===== INFORMATION SHOWN

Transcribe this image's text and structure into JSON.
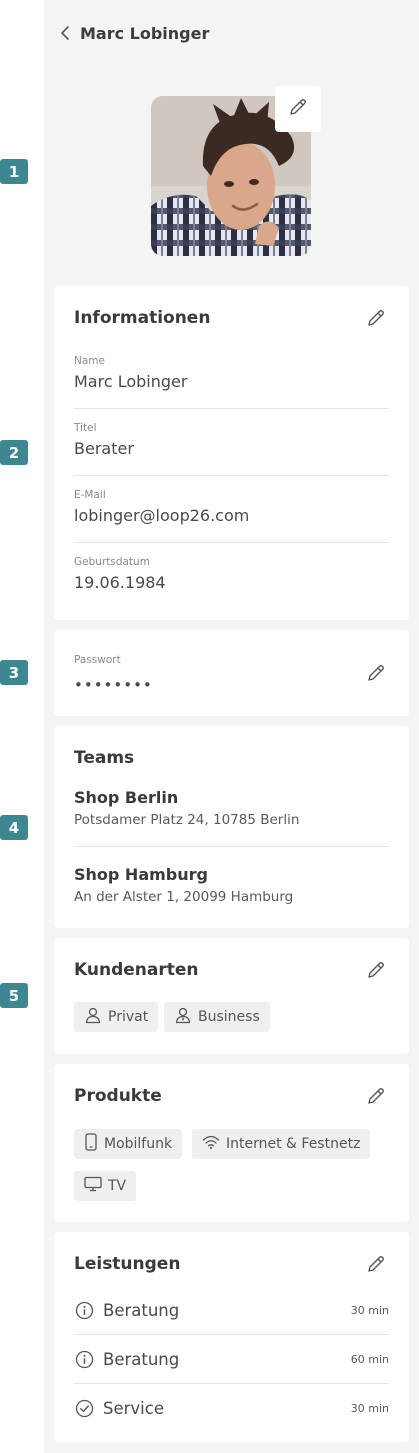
{
  "markers": [
    "1",
    "2",
    "3",
    "4",
    "5"
  ],
  "header": {
    "title": "Marc Lobinger"
  },
  "info": {
    "title": "Informationen",
    "fields": [
      {
        "label": "Name",
        "value": "Marc Lobinger"
      },
      {
        "label": "Titel",
        "value": "Berater"
      },
      {
        "label": "E-Mail",
        "value": "lobinger@loop26.com"
      },
      {
        "label": "Geburtsdatum",
        "value": "19.06.1984"
      }
    ]
  },
  "password": {
    "label": "Passwort",
    "value": "••••••••"
  },
  "teams": {
    "title": "Teams",
    "items": [
      {
        "name": "Shop Berlin",
        "address": "Potsdamer Platz 24, 10785 Berlin"
      },
      {
        "name": "Shop Hamburg",
        "address": "An der Alster 1, 20099 Hamburg"
      }
    ]
  },
  "kundenarten": {
    "title": "Kundenarten",
    "chips": [
      {
        "label": "Privat",
        "icon": "person-icon"
      },
      {
        "label": "Business",
        "icon": "business-person-icon"
      }
    ]
  },
  "produkte": {
    "title": "Produkte",
    "chips": [
      {
        "label": "Mobilfunk",
        "icon": "mobile-phone-icon"
      },
      {
        "label": "Internet & Festnetz",
        "icon": "wifi-icon"
      },
      {
        "label": "TV",
        "icon": "tv-icon"
      }
    ]
  },
  "leistungen": {
    "title": "Leistungen",
    "items": [
      {
        "label": "Beratung",
        "duration": "30 min",
        "icon": "info-icon"
      },
      {
        "label": "Beratung",
        "duration": "60 min",
        "icon": "info-icon"
      },
      {
        "label": "Service",
        "duration": "30 min",
        "icon": "check-circle-icon"
      }
    ]
  },
  "colors": {
    "marker": "#3d8791",
    "panel_bg": "#f3f4f3",
    "card_bg": "#ffffff",
    "chip_bg": "#efefef"
  }
}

==========

• DIRECTIONS FOR THIS TASK: Find the lines that include the string "title", then copy each of them.

• OUTPUT BELOW:
    "title": "Marc Lobinger"
    "title": "Informationen",
    "title": "Teams",
    "title": "Kundenarten",
    "title": "Produkte",
    "title": "Leistungen",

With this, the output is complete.